What you have to do -> Look below and pull out each line with the word "methodologies".

---

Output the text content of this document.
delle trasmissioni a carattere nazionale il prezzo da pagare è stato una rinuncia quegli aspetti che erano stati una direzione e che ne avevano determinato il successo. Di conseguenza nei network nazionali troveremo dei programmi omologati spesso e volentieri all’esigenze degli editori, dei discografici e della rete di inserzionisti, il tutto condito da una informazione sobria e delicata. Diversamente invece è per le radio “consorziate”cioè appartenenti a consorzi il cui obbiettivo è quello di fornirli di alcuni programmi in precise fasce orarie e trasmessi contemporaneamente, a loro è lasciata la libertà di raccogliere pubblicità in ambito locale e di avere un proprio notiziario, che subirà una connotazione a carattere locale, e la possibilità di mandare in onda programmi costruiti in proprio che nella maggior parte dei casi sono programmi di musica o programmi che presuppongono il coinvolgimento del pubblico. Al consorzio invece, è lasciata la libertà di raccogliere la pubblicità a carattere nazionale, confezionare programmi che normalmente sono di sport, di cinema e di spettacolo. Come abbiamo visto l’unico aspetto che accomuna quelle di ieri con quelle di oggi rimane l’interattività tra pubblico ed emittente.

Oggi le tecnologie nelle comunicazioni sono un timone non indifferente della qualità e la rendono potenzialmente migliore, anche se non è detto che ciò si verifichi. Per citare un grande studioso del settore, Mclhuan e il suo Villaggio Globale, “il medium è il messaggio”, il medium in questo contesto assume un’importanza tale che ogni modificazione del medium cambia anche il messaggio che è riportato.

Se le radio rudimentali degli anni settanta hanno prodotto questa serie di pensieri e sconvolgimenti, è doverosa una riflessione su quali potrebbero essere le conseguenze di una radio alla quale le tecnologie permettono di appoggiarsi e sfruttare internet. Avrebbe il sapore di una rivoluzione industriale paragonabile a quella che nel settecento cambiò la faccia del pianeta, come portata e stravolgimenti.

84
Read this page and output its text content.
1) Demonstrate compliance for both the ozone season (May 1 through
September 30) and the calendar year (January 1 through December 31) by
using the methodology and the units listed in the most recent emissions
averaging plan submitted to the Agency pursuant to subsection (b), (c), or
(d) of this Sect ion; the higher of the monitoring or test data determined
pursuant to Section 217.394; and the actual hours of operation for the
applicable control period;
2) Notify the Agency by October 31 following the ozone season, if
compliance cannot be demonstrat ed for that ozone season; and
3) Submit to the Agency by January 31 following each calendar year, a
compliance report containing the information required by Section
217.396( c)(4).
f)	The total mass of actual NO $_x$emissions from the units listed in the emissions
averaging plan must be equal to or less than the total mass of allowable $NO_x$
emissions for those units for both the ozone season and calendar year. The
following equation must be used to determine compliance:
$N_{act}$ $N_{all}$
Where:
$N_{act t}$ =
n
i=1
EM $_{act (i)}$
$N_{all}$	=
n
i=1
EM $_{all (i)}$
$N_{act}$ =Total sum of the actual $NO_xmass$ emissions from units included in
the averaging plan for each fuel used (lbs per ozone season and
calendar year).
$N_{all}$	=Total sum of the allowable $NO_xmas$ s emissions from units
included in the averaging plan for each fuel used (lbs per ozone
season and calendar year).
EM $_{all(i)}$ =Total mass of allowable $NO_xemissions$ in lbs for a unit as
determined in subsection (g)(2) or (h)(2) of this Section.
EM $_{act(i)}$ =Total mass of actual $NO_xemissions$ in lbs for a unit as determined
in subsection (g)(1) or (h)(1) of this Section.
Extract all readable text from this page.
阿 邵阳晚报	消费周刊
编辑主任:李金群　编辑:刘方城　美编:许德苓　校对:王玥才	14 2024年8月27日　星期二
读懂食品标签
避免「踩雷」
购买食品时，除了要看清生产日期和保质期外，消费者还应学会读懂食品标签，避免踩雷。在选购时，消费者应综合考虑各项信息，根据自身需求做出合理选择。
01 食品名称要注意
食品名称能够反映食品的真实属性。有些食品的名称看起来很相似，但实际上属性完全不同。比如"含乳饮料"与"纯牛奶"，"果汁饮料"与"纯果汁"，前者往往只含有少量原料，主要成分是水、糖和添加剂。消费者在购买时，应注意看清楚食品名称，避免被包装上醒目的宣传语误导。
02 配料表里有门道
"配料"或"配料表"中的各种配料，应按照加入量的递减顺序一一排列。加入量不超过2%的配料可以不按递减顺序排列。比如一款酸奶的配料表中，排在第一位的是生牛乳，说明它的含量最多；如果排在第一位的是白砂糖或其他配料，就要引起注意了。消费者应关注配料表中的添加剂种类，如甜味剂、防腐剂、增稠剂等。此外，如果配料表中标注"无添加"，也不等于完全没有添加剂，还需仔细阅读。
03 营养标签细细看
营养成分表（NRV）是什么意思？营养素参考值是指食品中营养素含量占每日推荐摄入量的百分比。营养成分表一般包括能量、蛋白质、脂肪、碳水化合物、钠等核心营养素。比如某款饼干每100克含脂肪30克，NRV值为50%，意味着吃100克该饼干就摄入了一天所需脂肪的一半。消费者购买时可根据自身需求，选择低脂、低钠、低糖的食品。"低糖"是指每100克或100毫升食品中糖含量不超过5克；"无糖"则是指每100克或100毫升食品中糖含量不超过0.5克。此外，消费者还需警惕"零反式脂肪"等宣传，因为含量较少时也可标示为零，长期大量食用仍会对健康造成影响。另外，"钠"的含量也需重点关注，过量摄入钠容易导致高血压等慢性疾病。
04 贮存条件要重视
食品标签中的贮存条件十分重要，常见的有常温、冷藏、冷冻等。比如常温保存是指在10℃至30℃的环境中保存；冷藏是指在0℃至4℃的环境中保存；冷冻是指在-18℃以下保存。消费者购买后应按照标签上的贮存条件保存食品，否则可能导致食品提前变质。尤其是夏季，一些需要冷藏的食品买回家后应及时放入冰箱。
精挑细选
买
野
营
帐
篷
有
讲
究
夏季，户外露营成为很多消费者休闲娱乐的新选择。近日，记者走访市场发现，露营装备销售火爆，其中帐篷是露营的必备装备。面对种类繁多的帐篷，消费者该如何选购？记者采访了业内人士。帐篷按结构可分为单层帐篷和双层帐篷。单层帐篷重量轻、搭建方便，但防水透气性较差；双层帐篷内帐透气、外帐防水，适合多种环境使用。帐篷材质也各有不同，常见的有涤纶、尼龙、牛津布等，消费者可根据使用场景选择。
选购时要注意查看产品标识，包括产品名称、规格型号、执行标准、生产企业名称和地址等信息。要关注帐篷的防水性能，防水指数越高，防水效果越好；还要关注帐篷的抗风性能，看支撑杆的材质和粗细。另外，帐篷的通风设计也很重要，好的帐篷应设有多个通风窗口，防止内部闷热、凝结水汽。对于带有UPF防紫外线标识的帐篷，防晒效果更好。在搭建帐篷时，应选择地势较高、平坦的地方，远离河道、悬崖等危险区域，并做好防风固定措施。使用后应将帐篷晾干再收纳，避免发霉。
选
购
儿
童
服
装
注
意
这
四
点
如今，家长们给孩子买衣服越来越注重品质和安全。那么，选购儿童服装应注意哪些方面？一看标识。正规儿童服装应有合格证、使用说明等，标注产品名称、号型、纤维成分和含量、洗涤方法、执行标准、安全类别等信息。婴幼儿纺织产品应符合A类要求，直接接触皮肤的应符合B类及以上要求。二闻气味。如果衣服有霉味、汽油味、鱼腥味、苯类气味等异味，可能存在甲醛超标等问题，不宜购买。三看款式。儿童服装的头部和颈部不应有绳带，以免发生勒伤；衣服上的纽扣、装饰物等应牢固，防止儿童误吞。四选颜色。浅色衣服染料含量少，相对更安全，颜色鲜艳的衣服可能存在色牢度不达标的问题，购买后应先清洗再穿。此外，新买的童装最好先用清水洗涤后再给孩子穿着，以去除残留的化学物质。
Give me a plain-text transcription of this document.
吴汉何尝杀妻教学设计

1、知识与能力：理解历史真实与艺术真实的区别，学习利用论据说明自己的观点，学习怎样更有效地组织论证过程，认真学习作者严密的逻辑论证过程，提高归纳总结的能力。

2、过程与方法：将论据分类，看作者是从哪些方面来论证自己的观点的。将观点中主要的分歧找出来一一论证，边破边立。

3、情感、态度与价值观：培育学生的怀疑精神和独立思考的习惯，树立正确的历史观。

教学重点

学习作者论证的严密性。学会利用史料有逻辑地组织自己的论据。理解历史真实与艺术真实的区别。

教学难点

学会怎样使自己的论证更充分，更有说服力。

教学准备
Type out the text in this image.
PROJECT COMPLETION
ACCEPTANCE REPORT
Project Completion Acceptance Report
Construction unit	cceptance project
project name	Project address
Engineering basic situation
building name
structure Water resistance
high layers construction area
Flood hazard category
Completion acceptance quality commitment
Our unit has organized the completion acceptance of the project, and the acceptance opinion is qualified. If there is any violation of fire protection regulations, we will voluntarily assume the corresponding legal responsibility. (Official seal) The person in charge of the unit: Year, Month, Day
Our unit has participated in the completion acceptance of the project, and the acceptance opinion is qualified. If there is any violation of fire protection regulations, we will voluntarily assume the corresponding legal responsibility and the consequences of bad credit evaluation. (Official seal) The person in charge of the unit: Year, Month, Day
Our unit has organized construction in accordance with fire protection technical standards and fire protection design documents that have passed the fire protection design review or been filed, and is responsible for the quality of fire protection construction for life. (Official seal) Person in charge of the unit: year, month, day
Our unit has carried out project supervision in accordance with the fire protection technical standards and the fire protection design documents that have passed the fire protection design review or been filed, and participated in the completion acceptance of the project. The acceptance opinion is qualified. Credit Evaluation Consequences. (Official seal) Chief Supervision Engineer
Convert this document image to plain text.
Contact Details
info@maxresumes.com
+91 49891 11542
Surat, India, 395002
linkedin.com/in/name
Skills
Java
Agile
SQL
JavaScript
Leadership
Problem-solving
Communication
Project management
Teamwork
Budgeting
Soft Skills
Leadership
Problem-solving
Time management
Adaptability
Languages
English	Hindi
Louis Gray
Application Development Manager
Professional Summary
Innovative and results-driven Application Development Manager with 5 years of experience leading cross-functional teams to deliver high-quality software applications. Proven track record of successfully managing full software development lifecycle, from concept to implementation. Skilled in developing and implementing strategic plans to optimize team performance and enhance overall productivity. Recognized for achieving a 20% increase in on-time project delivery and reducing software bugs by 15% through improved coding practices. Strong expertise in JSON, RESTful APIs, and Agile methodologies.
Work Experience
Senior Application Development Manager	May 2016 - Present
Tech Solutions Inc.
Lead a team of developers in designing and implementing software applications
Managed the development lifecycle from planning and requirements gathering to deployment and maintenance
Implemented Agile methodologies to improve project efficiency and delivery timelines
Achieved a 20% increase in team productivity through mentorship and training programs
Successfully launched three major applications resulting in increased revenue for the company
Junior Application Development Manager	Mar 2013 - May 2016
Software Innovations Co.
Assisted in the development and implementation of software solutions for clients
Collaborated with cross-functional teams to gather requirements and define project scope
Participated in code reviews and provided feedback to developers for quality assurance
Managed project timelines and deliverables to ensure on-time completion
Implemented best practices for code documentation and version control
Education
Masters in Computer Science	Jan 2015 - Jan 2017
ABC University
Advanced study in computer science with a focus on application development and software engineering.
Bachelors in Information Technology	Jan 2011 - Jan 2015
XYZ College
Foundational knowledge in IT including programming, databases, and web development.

---

Complete response ->
Innovative and results-driven Application Development Manager with 5 years of experience leading cross-functional teams to deliver high-quality software applications. Proven track record of successfully managing full software development lifecycle, from concept to implementation. Skilled in developing and implementing strategic plans to optimize team performance and enhance overall productivity. Recognized for achieving a 20% increase in on-time project delivery and reducing software bugs by 15% through improved coding practices. Strong expertise in JSON, RESTful APIs, and Agile methodologies.
Implemented Agile methodologies to improve project efficiency and delivery timelines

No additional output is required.